* [AIM]: Determine how many lines of the material hold the string "бюджет" and reply with only that number.

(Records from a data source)
··········

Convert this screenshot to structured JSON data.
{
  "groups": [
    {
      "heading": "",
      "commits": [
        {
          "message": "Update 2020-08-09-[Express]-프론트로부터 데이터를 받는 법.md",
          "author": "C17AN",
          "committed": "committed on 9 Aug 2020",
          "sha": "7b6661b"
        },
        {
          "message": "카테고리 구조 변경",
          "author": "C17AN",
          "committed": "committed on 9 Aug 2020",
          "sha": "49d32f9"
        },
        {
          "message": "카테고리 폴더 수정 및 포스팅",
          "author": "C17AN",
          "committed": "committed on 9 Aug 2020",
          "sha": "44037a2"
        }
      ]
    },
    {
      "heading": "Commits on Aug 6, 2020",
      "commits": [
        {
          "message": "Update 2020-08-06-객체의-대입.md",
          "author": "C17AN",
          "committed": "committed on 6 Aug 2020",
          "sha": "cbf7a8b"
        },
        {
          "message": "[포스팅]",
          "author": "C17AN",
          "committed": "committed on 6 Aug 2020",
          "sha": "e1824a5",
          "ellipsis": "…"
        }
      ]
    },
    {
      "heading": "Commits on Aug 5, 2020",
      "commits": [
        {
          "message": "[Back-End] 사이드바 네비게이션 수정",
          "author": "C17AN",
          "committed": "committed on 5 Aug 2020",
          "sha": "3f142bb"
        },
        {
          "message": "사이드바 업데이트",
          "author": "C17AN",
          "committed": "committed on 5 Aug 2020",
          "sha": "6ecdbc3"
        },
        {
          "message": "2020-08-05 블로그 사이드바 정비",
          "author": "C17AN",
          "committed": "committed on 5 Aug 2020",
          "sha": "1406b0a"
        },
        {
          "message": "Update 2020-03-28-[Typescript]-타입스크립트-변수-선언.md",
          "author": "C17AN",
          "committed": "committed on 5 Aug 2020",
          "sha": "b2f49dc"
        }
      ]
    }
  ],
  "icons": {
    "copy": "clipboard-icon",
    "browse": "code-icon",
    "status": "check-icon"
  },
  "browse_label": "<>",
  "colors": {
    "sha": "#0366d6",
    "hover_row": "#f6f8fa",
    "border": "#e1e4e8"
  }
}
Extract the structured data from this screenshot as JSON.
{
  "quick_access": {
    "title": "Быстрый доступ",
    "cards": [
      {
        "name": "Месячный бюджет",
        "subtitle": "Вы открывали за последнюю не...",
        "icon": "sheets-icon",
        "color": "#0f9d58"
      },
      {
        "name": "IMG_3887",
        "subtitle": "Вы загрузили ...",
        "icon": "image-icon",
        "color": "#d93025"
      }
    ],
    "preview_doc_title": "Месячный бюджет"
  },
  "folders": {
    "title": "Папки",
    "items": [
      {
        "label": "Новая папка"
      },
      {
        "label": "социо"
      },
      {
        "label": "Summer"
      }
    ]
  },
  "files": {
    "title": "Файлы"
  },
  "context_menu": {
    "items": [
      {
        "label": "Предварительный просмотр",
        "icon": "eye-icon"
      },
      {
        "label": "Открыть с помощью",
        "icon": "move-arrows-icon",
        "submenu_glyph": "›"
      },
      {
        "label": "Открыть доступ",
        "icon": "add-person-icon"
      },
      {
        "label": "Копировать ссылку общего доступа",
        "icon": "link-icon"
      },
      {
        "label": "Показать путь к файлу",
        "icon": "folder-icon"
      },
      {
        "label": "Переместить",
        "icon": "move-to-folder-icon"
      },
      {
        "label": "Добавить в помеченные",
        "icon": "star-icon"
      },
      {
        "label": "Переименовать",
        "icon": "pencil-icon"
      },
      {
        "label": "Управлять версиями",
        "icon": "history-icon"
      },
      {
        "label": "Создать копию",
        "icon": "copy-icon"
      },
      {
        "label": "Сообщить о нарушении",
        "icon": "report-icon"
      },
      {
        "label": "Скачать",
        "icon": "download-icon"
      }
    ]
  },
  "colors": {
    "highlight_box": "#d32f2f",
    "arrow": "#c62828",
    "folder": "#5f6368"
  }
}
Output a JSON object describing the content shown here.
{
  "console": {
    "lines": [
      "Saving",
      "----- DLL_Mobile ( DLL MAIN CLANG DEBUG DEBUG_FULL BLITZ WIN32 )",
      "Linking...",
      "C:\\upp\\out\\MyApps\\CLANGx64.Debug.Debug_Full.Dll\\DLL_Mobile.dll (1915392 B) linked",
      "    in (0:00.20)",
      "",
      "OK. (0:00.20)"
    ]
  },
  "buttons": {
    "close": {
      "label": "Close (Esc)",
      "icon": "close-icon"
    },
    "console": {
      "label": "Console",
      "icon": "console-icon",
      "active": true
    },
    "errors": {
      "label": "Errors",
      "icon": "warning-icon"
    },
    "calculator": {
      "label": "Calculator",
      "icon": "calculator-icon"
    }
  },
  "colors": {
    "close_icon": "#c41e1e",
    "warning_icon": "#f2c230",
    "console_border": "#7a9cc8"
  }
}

··········

* [ANSWER TO THE TASK]: 2